Instructions:
1. In the forum excerpt, how is abortion as it currently stands described?
2. Decide whether each statement below agrees with the forum excerpt. Give yes or no for each, along with the excerpt's deciding words quoted exactly.
(a) Most people nowadays take the pill.
(b) The probability must actually be true for it to help.
(c) Acausal trade is judged very likely to work.
3. Pull out the stretch of the forum excerpt from "You don't have" through "those 20-30 years.", copying it word for word.

:: Passage given ::

That seems to imply that as society advances, abortion will be prohibited, at least at stages where the fetus has as much mental capacity as an animal.

Jiro - I honestly wouldn’t be surprised through development of advanced contraceptives. Abortion as it currently stands is a last resort anyhow. Most people nowadays will take the pill, etc (a relatively recent development). A lot of the blowback to abortion has been centered on value of life - I don’t think it’s a stretch to imagine some entrepreneur addressing that through advanced permanent contraceptive until such a time as a child will be wanted. Additionally, I’m aware that there can be pretty serious PTSD following abortion, and severe guilt associated with the termination of a potential sentient. I think circumstance and lack of sufficiently advanced technology in the present forces people to run a cost-benefit analysis and arrive at the conclusion that an abortion is necessary (as time is limited).

A sentient AI able to transcend spatiotemporal boundaries wouldn’t be limited by time.

You don't have to kill anyone, you merely have to imply that they will be killed, such that the probability of future utility being equal or higher to past/present is lower than the probability of it lower than past/present utility. 20-30 years is a lot of people, manipulate events such that in the infinite years that follow there is never a higher probability of there being more people than existed and were aware than in those 20-30 years.

An interesting point I'd add is you don't need this probability to be true, you merely have to believe it to be true. You can only be blackmailed if threats are credible believed. If you honestly believe the probability as discussed is in your favour and more know and don't contribute than would ever exist/know and contribute then there is no benefit in blackmail as you truthfully believe yourself safe from it. Further, you can protect yourself further by having one person deceive all others of the truth of the probability such that they honestly believe it to be in their favour. The probability is false in this case but one man sacrifices himself to protect the many, very utilitarian (An act of utilitarian goodness I'm sure an AI could never reason deserves punishment as it allows for the creation of the AI but also the protection of people from punishment, resulting in a higher overall utility than would occur from creation with punishment).

As for Acausal trade I can again only conceive of it working to the extent that one believes in it. ("I do believe in fairies", if you don't like fairies stop believing in them and they disappear, how can an AI or God reasonably punish you if you honestly didn't believe in it. Does anyone truly condemn the men who reject the man who has seen the sun after escaping the cave? No, we reject those who know the truth but try to suppress it) The less you take it seriously the lower the probability of it working. And I'm fairly convinced there is a lot of reason to not take it seriously. However, the best one I think is pure in-the-moment selfishness. An attitude that can come very easily for even the most educated of people. So in regards to the Acausal trade issue I think we are in agreement that it is amusingly unlikely at best.

:::
:: Dataset section ::

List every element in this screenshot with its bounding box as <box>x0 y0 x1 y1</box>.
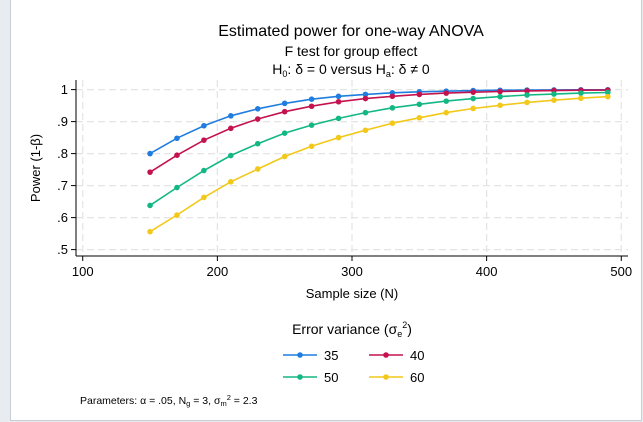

:::

Correct answers:
1. As a last resort.

2.
(a) Yes: "Most people nowadays will take the pill, etc (a relatively recent development)."
(b) No: "you don't need this probability to be true, you merely have to believe it to be true."
(c) No: "it is amusingly unlikely at best."

3.
You don't have to kill anyone, you merely have to imply that they will be killed, such that the probability of future utility being equal or higher to past/present is lower than the probability of it lower than past/present utility. 20-30 years is a lot of people, manipulate events such that in the infinite years that follow there is never a higher probability of there being more people than existed and were aware than in those 20-30 years.